SET EXERCISE →
Transcribe each line exactly.
━━━━━ TASK DATA ━━━━━
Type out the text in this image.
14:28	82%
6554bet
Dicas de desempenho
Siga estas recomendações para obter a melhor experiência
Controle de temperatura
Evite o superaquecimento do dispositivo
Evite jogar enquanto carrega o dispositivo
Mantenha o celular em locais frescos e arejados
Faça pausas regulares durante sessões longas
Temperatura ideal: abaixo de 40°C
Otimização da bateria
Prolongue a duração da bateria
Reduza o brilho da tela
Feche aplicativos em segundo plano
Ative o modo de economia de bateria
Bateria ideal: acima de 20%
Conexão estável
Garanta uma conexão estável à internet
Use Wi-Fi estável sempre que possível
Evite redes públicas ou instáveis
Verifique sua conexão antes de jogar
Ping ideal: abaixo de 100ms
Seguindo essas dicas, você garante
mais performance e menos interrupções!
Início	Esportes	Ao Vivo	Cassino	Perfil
━━━━━
EXERCISE RESULT →
Type out the text in this image.
14:28	82%
6554bet
Dicas de desempenho
Siga estas recomendações para obter a melhor experiência
Controle de temperatura
Evite o superaquecimento do dispositivo
Evite jogar enquanto carrega o dispositivo
Mantenha o celular em locais frescos e arejados
Faça pausas regulares durante sessões longas
Temperatura ideal: abaixo de 40°C
Otimização da bateria
Prolongue a duração da bateria
Reduza o brilho da tela
Feche aplicativos em segundo plano
Ative o modo de economia de bateria
Bateria ideal: acima de 20%
Conexão estável
Garanta uma conexão estável à internet
Use Wi-Fi estável sempre que possível
Evite redes públicas ou instáveis
Verifique sua conexão antes de jogar
Ping ideal: abaixo de 100ms
Seguindo essas dicas, você garante
mais performance e menos interrupções!
Início	Esportes	Ao Vivo	Cassino	Perfil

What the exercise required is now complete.